_Set task_. Go through the material and write it all out exactly, minus the pictures.

_Provided material_.

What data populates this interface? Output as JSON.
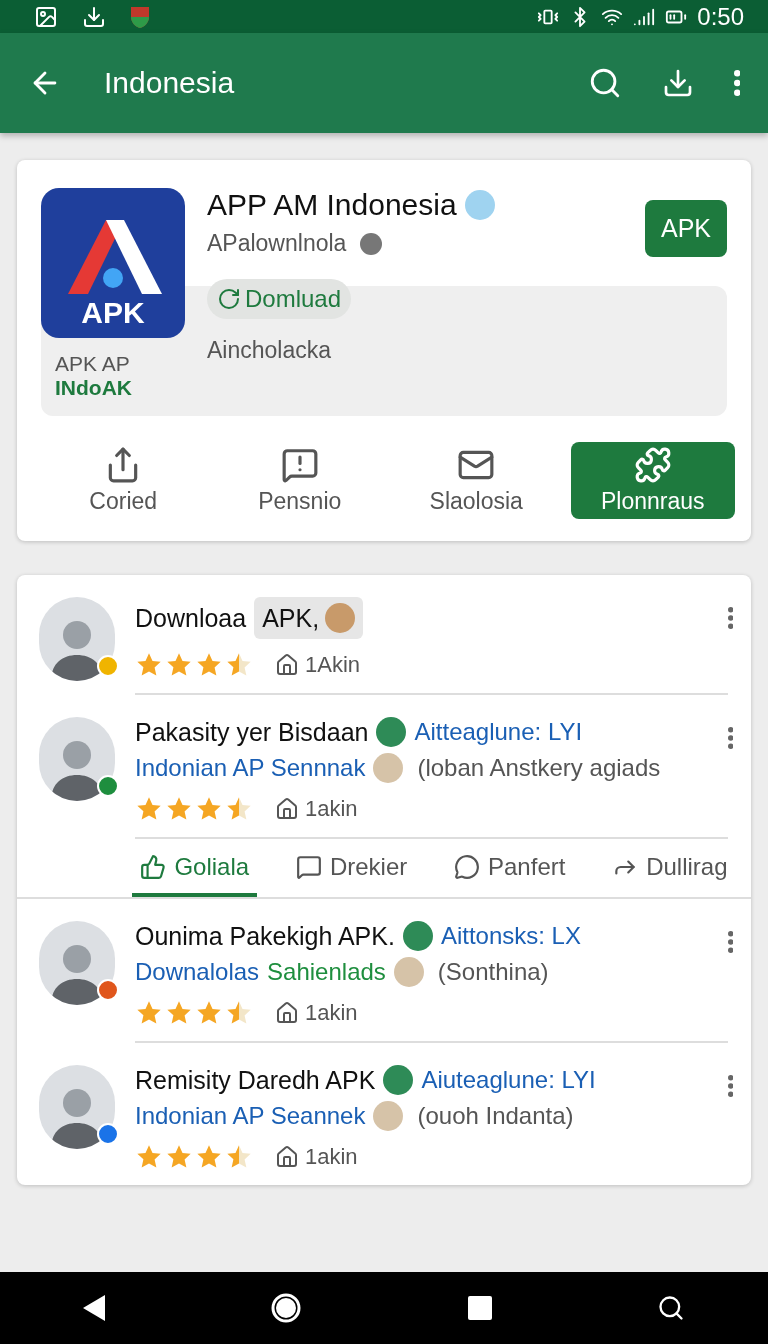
{
  "status_bar": {
    "time": "0:50"
  },
  "app_bar": {
    "title": "Indonesia"
  },
  "app_card": {
    "icon_label": "APK",
    "caption": [
      "APK AP",
      "INdoAK"
    ],
    "name": "APP AM Indonesia",
    "developer": "APalownlnola",
    "badge": "APK",
    "download": "Domluad",
    "subtitle": "Aincholacka",
    "actions": [
      {
        "label": "Coried",
        "selected": false
      },
      {
        "label": "Pensnio",
        "selected": false
      },
      {
        "label": "Slaolosia",
        "selected": false
      },
      {
        "label": "Plonnraus",
        "selected": true
      }
    ]
  },
  "feed": [
    {
      "kind": "review",
      "title": "Downloaa",
      "chip": "APK,",
      "stars": 3.5,
      "meta": "1Akin",
      "color": "#f0b400"
    },
    {
      "kind": "review",
      "title": "Pakasity yer Bisdaan",
      "tag": "Aitteaglune: LYI",
      "links": [
        {
          "text": "Indonian AP Sennnak",
          "color": "#1a5fb4"
        }
      ],
      "note": "(loban Anstkery agiads",
      "stars": 3.5,
      "meta": "1akin",
      "color": "#1e8e3e"
    },
    {
      "kind": "tabs",
      "tabs": [
        {
          "label": "Goliala",
          "selected": true
        },
        {
          "label": "Drekier",
          "selected": false
        },
        {
          "label": "Panfert",
          "selected": false
        },
        {
          "label": "Dullirag",
          "selected": false
        }
      ]
    },
    {
      "kind": "review",
      "title": "Ounima Pakekigh APK.",
      "tag": "Aittonsks: LX",
      "links": [
        {
          "text": "Downalolas",
          "color": "#1a5fb4"
        },
        {
          "text": "Sahienlads",
          "color": "#1e8e3e"
        }
      ],
      "note": "(Sonthina)",
      "stars": 3.5,
      "meta": "1akin",
      "color": "#e0561c"
    },
    {
      "kind": "review",
      "title": "Remisity Daredh APK",
      "tag": "Aiuteaglune: LYI",
      "links": [
        {
          "text": "Indonian AP Seannek",
          "color": "#1a5fb4"
        }
      ],
      "note": "(ouoh Indanta)",
      "stars": 3.5,
      "meta": "1akin",
      "color": "#1a73e8"
    }
  ]
}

_Written answer_.
What data populates this interface? Output as JSON.
{
  "status_bar": {
    "time": "0:50"
  },
  "app_bar": {
    "title": "Indonesia"
  },
  "app_card": {
    "icon_label": "APK",
    "caption": [
      "APK AP",
      "INdoAK"
    ],
    "name": "APP AM Indonesia",
    "developer": "APalownlnola",
    "badge": "APK",
    "download": "Domluad",
    "subtitle": "Aincholacka",
    "actions": [
      {
        "label": "Coried",
        "selected": false
      },
      {
        "label": "Pensnio",
        "selected": false
      },
      {
        "label": "Slaolosia",
        "selected": false
      },
      {
        "label": "Plonnraus",
        "selected": true
      }
    ]
  },
  "feed": [
    {
      "kind": "review",
      "title": "Downloaa",
      "chip": "APK,",
      "stars": 3.5,
      "meta": "1Akin",
      "color": "#f0b400"
    },
    {
      "kind": "review",
      "title": "Pakasity yer Bisdaan",
      "tag": "Aitteaglune: LYI",
      "links": [
        {
          "text": "Indonian AP Sennnak",
          "color": "#1a5fb4"
        }
      ],
      "note": "(loban Anstkery agiads",
      "stars": 3.5,
      "meta": "1akin",
      "color": "#1e8e3e"
    },
    {
      "kind": "tabs",
      "tabs": [
        {
          "label": "Goliala",
          "selected": true
        },
        {
          "label": "Drekier",
          "selected": false
        },
        {
          "label": "Panfert",
          "selected": false
        },
        {
          "label": "Dullirag",
          "selected": false
        }
      ]
    },
    {
      "kind": "review",
      "title": "Ounima Pakekigh APK.",
      "tag": "Aittonsks: LX",
      "links": [
        {
          "text": "Downalolas",
          "color": "#1a5fb4"
        },
        {
          "text": "Sahienlads",
          "color": "#1e8e3e"
        }
      ],
      "note": "(Sonthina)",
      "stars": 3.5,
      "meta": "1akin",
      "color": "#e0561c"
    },
    {
      "kind": "review",
      "title": "Remisity Daredh APK",
      "tag": "Aiuteaglune: LYI",
      "links": [
        {
          "text": "Indonian AP Seannek",
          "color": "#1a5fb4"
        }
      ],
      "note": "(ouoh Indanta)",
      "stars": 3.5,
      "meta": "1akin",
      "color": "#1a73e8"
    }
  ]
}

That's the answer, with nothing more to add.